Robert-Schuman-Brücke
Marienthal (1987): Robert Schuman (29.6.1886 Clausen/Luxemburg – 4.9.1963 Scy-Chazelles), Ministerpräsident von Frankreich, Gründervater der Europäischen Union, Präsident des Europäischen Parlaments.
Vorher hieß die Brücke Wandsbeker Rathausbrücke und war auch Teil der Wandsbeker Allee.
Robert Schuman war der Sohn von der aus Luxemburg stammenden Eugènie Schuman, geborene Duren und des ebenfalls aus Luxemburg stammenden Bauern Jean-Pierre Schumann, dessen Bauernhof in Èvrange nach dem Deutsch-Französischen Krieg von 1870/71 nun auf deutschem Gebiet stand. 1873 „fasste er den Entschluss, auf die andere Seite der Grenze nach Clausen überzusiedeln. Sein Erbanteil am väterlichen Hof und den Ländereien ermöglichten Jean-Pierre Schuman und seiner Familie ein Leben in Wohlstand.“1)

§ Bereitgestellte Daten
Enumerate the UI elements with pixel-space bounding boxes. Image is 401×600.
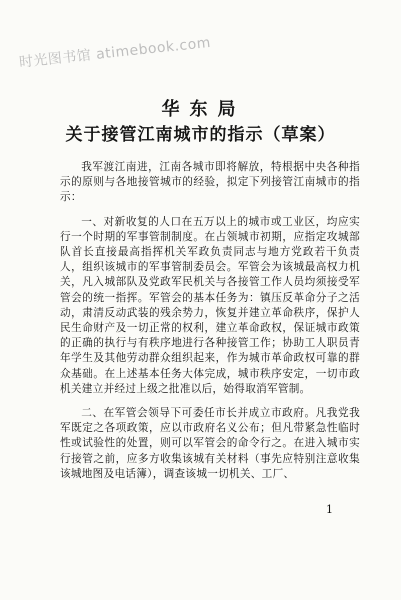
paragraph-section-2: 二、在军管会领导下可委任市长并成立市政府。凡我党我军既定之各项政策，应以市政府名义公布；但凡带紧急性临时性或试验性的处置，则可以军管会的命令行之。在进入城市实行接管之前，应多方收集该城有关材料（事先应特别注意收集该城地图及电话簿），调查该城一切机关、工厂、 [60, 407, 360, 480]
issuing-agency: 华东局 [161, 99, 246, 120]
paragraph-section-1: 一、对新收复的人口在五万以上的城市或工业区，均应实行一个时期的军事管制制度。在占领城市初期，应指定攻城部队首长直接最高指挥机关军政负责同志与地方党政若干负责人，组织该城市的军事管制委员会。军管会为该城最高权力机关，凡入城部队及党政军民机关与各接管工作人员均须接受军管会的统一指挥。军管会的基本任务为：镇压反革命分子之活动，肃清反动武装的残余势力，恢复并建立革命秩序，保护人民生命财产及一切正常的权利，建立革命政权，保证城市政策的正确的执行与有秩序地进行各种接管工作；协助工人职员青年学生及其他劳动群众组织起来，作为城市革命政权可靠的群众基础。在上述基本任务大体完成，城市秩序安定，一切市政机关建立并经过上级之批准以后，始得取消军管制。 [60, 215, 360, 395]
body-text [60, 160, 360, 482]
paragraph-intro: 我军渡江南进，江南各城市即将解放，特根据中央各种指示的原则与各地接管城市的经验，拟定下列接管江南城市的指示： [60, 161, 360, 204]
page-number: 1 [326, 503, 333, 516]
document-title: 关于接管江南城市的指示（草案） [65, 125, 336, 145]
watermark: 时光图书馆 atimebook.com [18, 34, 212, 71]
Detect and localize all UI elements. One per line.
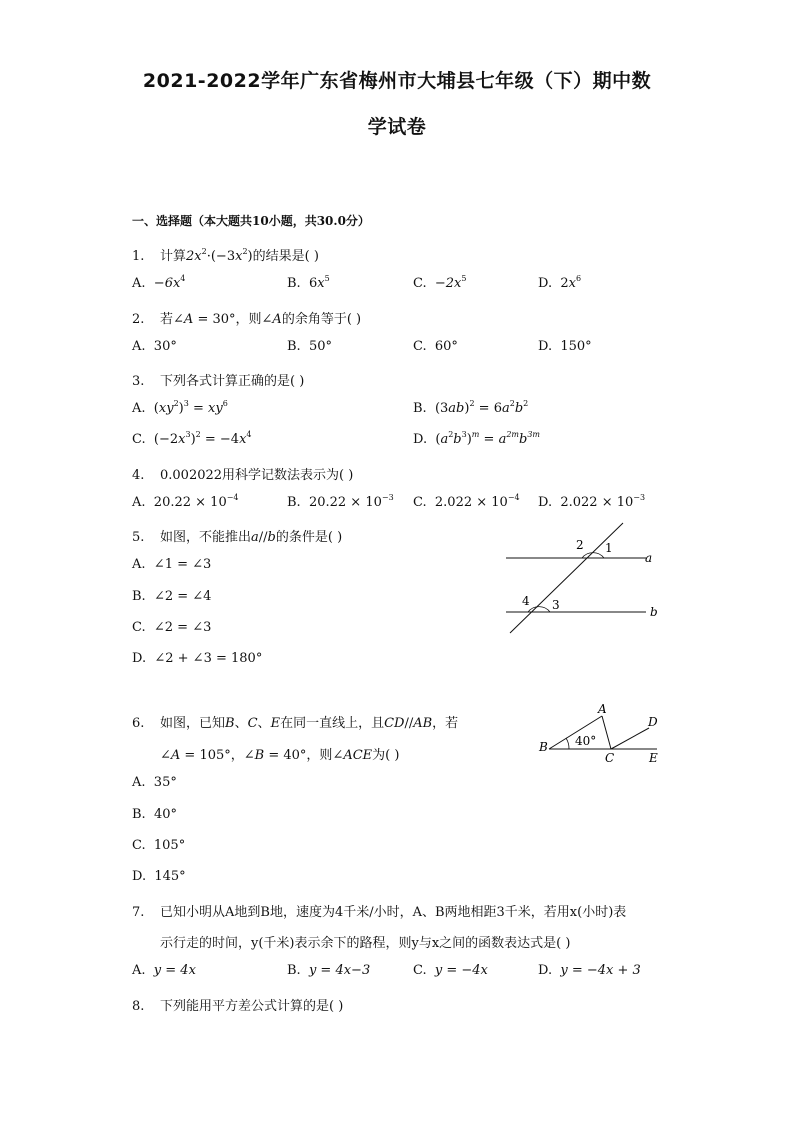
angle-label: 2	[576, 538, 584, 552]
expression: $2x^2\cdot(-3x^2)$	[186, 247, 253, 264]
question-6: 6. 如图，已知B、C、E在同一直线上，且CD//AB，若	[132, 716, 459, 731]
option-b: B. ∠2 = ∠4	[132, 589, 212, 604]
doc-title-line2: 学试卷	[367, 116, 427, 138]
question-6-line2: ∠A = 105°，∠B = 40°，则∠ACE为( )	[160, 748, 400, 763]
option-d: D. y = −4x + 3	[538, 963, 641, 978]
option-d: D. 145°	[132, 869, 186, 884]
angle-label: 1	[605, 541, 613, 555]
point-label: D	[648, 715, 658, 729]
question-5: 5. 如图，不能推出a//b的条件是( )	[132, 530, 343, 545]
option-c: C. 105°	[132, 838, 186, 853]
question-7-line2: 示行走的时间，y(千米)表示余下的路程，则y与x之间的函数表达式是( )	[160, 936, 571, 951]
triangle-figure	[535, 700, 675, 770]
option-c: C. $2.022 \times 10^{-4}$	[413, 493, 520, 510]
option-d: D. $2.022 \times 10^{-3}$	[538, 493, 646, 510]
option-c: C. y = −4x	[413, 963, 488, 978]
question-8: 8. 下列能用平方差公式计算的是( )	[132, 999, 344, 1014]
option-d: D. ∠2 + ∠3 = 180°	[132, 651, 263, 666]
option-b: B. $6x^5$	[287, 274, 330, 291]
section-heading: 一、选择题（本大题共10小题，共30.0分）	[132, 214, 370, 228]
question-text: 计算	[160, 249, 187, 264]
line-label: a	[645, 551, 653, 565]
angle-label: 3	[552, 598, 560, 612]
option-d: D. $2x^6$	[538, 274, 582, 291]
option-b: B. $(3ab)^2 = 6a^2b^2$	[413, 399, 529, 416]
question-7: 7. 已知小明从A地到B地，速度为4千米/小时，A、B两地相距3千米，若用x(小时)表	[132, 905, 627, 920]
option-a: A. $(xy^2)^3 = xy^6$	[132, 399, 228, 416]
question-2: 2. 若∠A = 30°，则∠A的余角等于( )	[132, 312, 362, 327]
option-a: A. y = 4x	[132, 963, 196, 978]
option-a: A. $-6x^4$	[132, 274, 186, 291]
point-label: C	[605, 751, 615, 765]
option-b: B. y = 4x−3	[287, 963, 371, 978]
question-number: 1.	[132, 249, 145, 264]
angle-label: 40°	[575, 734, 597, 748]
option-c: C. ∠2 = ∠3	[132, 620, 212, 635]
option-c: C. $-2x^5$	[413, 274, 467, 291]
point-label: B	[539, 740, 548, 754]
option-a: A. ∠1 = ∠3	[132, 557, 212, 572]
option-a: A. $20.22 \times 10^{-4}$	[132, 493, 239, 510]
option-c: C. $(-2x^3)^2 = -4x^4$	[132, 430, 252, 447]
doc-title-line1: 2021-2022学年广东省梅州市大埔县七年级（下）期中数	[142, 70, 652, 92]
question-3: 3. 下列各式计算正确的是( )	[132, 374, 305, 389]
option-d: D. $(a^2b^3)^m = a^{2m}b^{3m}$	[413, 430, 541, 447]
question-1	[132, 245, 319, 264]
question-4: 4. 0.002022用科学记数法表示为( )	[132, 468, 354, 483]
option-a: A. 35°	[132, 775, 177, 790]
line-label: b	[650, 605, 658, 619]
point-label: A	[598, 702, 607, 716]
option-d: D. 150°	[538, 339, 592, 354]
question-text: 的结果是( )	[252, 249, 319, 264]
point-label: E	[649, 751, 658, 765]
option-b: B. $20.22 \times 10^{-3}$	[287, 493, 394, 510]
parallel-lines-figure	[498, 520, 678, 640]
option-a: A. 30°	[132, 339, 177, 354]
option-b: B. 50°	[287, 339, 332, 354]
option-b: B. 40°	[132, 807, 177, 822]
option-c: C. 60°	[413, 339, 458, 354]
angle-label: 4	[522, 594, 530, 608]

§ Ihre Aufgaben
A: Welchen Namen trug die Robert-Schuman-Brücke laut dem Text früher?
B: Geben Sie bitte den Abschnitt aus dem Text über die Robert-Schuman-Brücke wörtlich aus, beginnend bei „Robert-Schuman-Brücke“ und endend bei „der Wandsbeker Allee.“.
Die Datensätze spielen hierfür keine Rolle.

§ Ergebnisse je Aufgabe
A: Wandsbeker Rathausbrücke

B:
Robert-Schuman-Brücke
Marienthal (1987): Robert Schuman (29.6.1886 Clausen/Luxemburg – 4.9.1963 Scy-Chazelles), Ministerpräsident von Frankreich, Gründervater der Europäischen Union, Präsident des Europäischen Parlaments.
Vorher hieß die Brücke Wandsbeker Rathausbrücke und war auch Teil der Wandsbeker Allee.